## What is asked
All of the lines below are to be transcribed faithfully, with pictures excluded from the copy.

* BEGIN Exercise inputs *

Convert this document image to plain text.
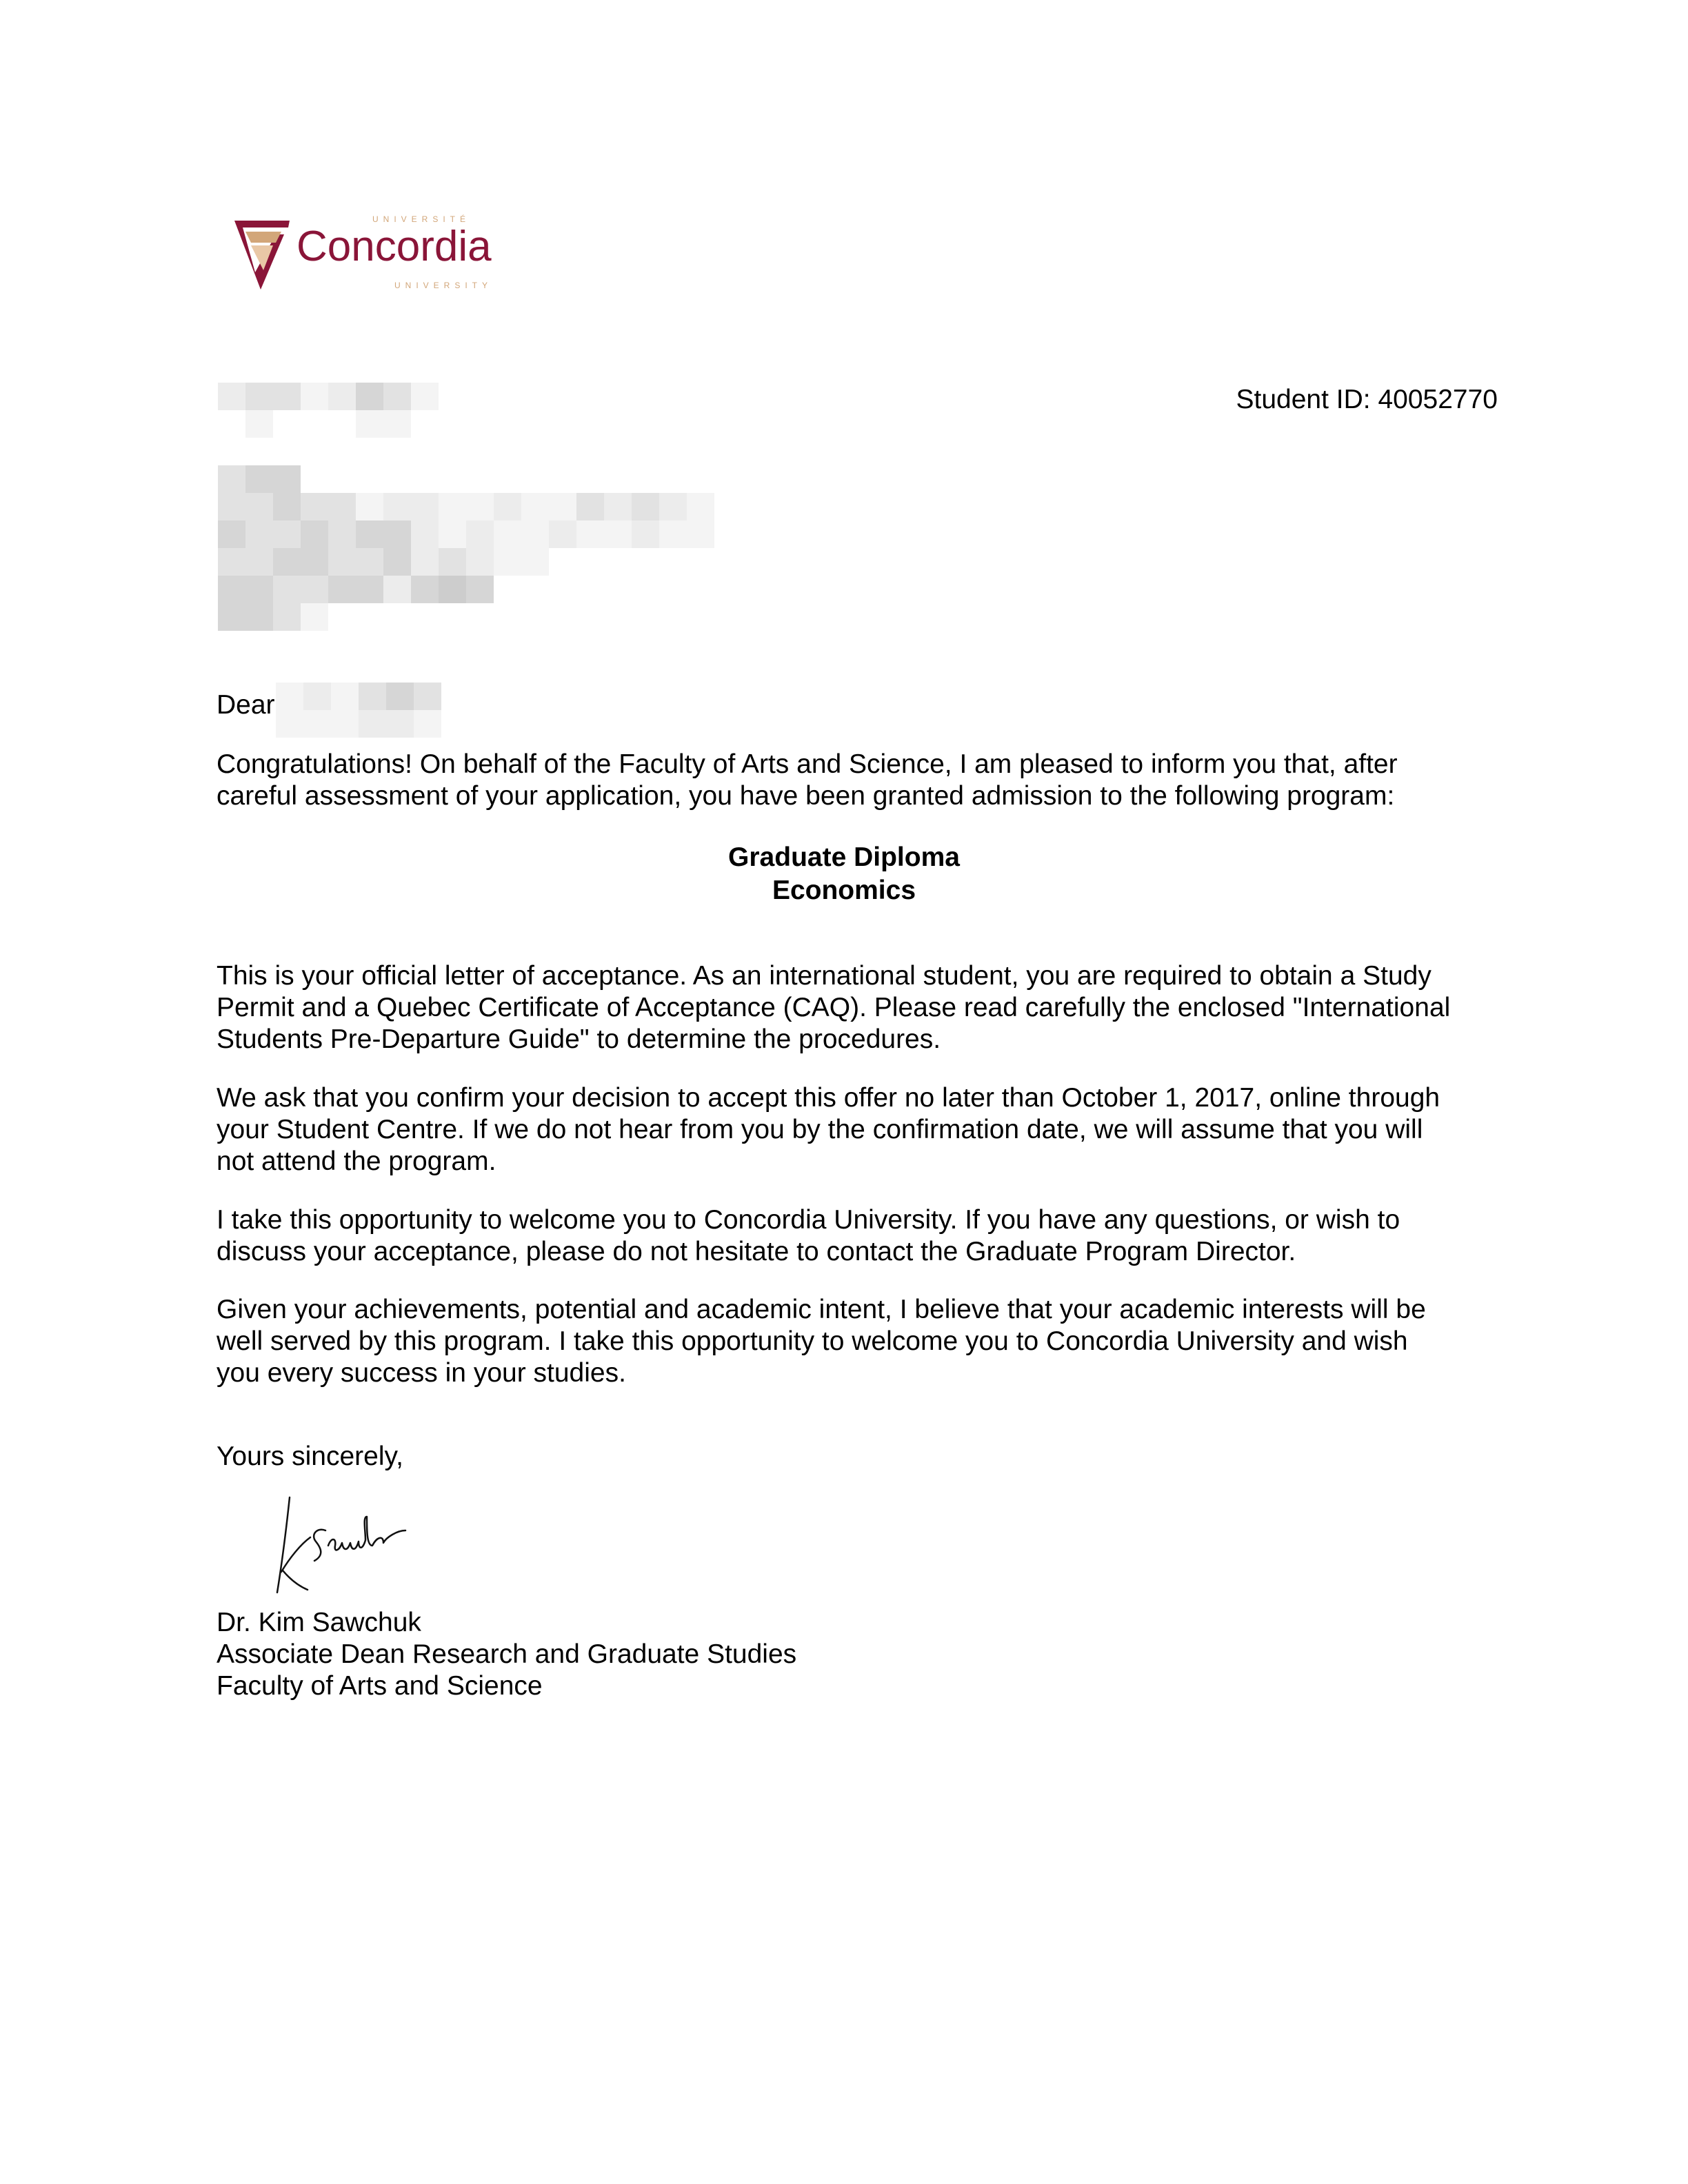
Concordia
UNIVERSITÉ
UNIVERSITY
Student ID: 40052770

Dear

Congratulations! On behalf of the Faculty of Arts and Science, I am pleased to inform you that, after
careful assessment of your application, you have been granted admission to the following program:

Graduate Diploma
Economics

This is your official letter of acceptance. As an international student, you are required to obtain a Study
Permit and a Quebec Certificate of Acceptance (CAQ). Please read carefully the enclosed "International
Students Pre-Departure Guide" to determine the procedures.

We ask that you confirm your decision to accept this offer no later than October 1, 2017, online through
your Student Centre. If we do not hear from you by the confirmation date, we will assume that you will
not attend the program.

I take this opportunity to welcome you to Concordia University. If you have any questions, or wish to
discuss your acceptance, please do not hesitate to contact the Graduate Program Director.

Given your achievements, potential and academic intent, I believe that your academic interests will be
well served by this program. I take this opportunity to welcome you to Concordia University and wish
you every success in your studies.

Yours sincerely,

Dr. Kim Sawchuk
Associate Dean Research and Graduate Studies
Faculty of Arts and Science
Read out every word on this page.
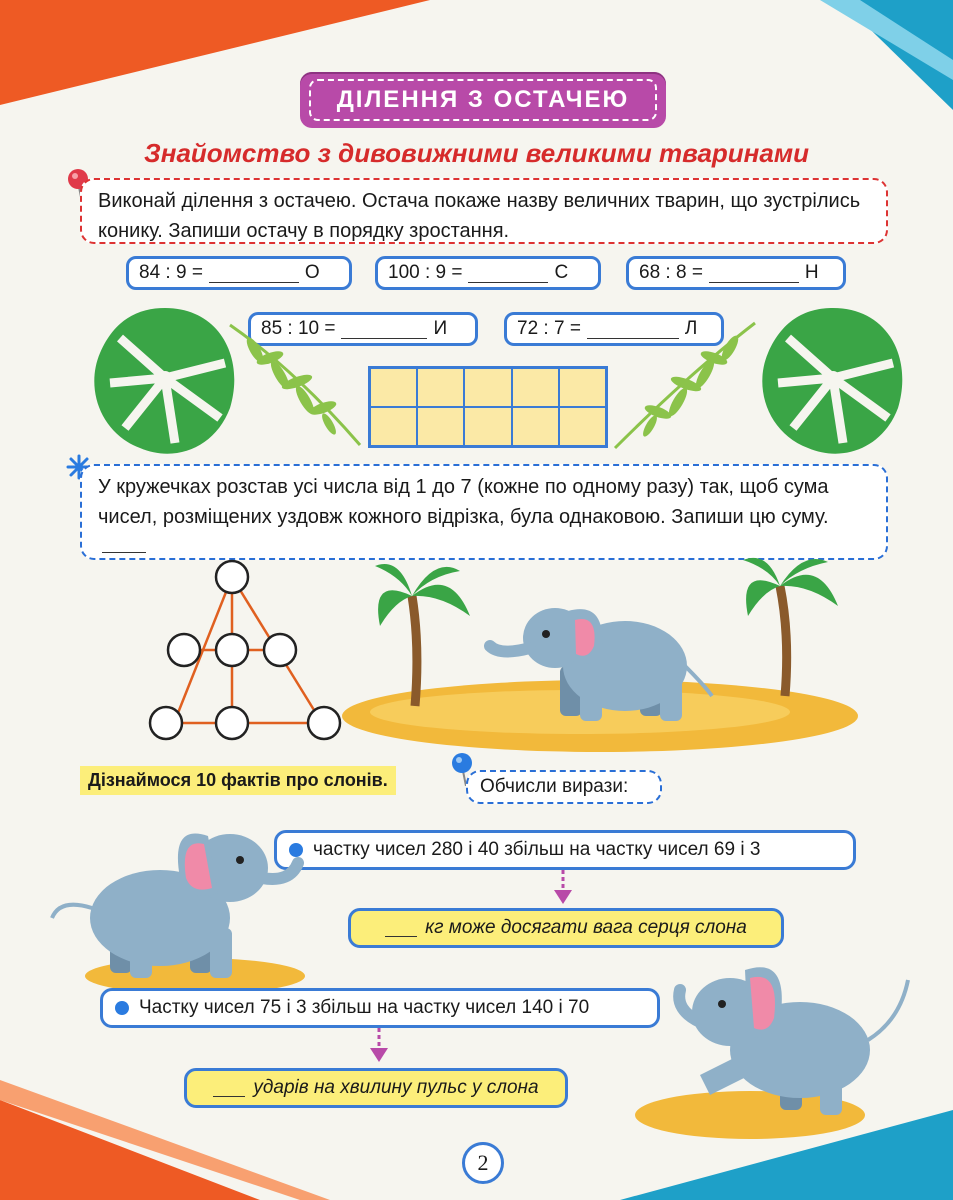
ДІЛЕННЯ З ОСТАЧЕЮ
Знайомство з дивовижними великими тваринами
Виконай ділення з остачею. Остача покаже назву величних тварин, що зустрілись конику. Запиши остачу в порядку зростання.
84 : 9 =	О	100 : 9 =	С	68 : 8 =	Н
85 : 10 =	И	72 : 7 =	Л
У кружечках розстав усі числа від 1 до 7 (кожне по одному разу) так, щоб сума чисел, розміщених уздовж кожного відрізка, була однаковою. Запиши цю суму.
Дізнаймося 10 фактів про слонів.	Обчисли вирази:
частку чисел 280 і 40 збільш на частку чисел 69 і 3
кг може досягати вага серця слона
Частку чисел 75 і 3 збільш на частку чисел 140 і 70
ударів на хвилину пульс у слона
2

* END Exercise inputs *

## Response
Convert this document image to plain text.
Concordia
UNIVERSITÉ
UNIVERSITY
Student ID: 40052770

Dear

Congratulations! On behalf of the Faculty of Arts and Science, I am pleased to inform you that, after
careful assessment of your application, you have been granted admission to the following program:

Graduate Diploma
Economics

This is your official letter of acceptance. As an international student, you are required to obtain a Study
Permit and a Quebec Certificate of Acceptance (CAQ). Please read carefully the enclosed "International
Students Pre-Departure Guide" to determine the procedures.

We ask that you confirm your decision to accept this offer no later than October 1, 2017, online through
your Student Centre. If we do not hear from you by the confirmation date, we will assume that you will
not attend the program.

I take this opportunity to welcome you to Concordia University. If you have any questions, or wish to
discuss your acceptance, please do not hesitate to contact the Graduate Program Director.

Given your achievements, potential and academic intent, I believe that your academic interests will be
well served by this program. I take this opportunity to welcome you to Concordia University and wish
you every success in your studies.

Yours sincerely,

Dr. Kim Sawchuk
Associate Dean Research and Graduate Studies
Faculty of Arts and Science
Read out every word on this page.
ДІЛЕННЯ З ОСТАЧЕЮ
Знайомство з дивовижними великими тваринами
Виконай ділення з остачею. Остача покаже назву величних тварин, що зустрілись конику. Запиши остачу в порядку зростання.
84 : 9 =	О	100 : 9 =	С	68 : 8 =	Н
85 : 10 =	И	72 : 7 =	Л
У кружечках розстав усі числа від 1 до 7 (кожне по одному разу) так, щоб сума чисел, розміщених уздовж кожного відрізка, була однаковою. Запиши цю суму.
Дізнаймося 10 фактів про слонів.	Обчисли вирази:
частку чисел 280 і 40 збільш на частку чисел 69 і 3
кг може досягати вага серця слона
Частку чисел 75 і 3 збільш на частку чисел 140 і 70
ударів на хвилину пульс у слона
2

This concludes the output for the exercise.